(begin)

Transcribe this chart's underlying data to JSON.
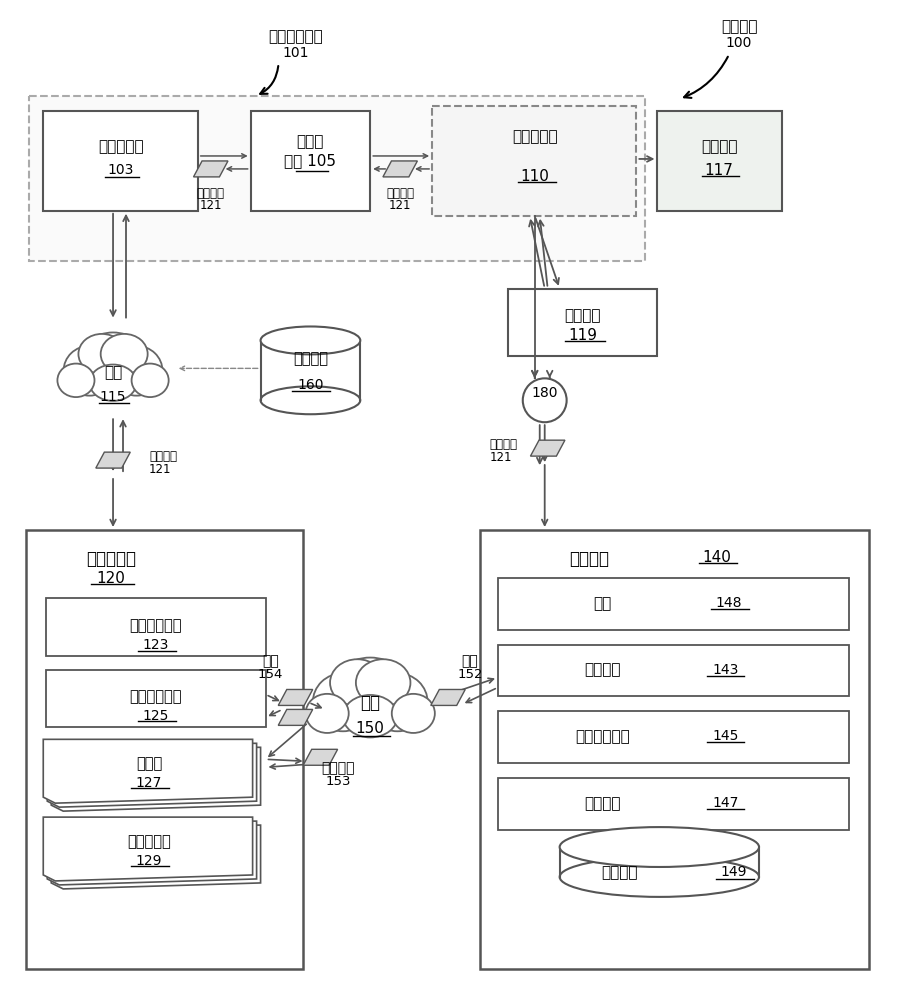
{
  "bg_color": "#ffffff",
  "labels": {
    "satellite_broadcast": "卫星广播系统",
    "satellite_broadcast_num": "101",
    "system_arch": "系统架构",
    "system_arch_num": "100",
    "content_server_l1": "内容服务器",
    "content_server_num": "103",
    "front_server_l1": "前端服",
    "front_server_l2": "务器",
    "front_server_num": "105",
    "sat_box": "卫星机顶盒",
    "sat_box_num": "110",
    "display": "显示设备",
    "display_num": "117",
    "data_packet": "数据分组",
    "data_packet_num": "121",
    "network_top": "网络",
    "network_top_num": "115",
    "data_storage_top": "数据存储",
    "data_storage_top_num": "160",
    "input_device": "输入设备",
    "input_device_num": "119",
    "circle_num": "180",
    "media_server": "媒体服务器",
    "media_server_num": "120",
    "sat_dispatch": "卫星分发组件",
    "sat_dispatch_num": "123",
    "ctrl_access": "控制访问组件",
    "ctrl_access_num": "125",
    "media_item": "媒体项",
    "media_item_num": "127",
    "supp_media": "补充媒体项",
    "supp_media_num": "129",
    "user_device": "用户设备",
    "user_device_num": "140",
    "app": "应用",
    "app_num": "148",
    "connect_comp": "连接组件",
    "connect_comp_num": "143",
    "sat_interface": "卫星接口组件",
    "sat_interface_num": "145",
    "auth_comp": "授权组件",
    "auth_comp_num": "147",
    "data_storage_bot": "数据存储",
    "data_storage_bot_num": "149",
    "network_bot": "网络",
    "network_bot_num": "150",
    "response": "响应",
    "response_num": "154",
    "request": "请求",
    "request_num": "152",
    "schedule_data": "调度数据",
    "schedule_data_num": "153"
  }
}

(end)

■ **WHAT NEEDS TO BE DONE**:
Count every line above that holds the word "数据存储", and state the number and nothing more.

■ **SOLUTION TO THE PROBLEM**:
2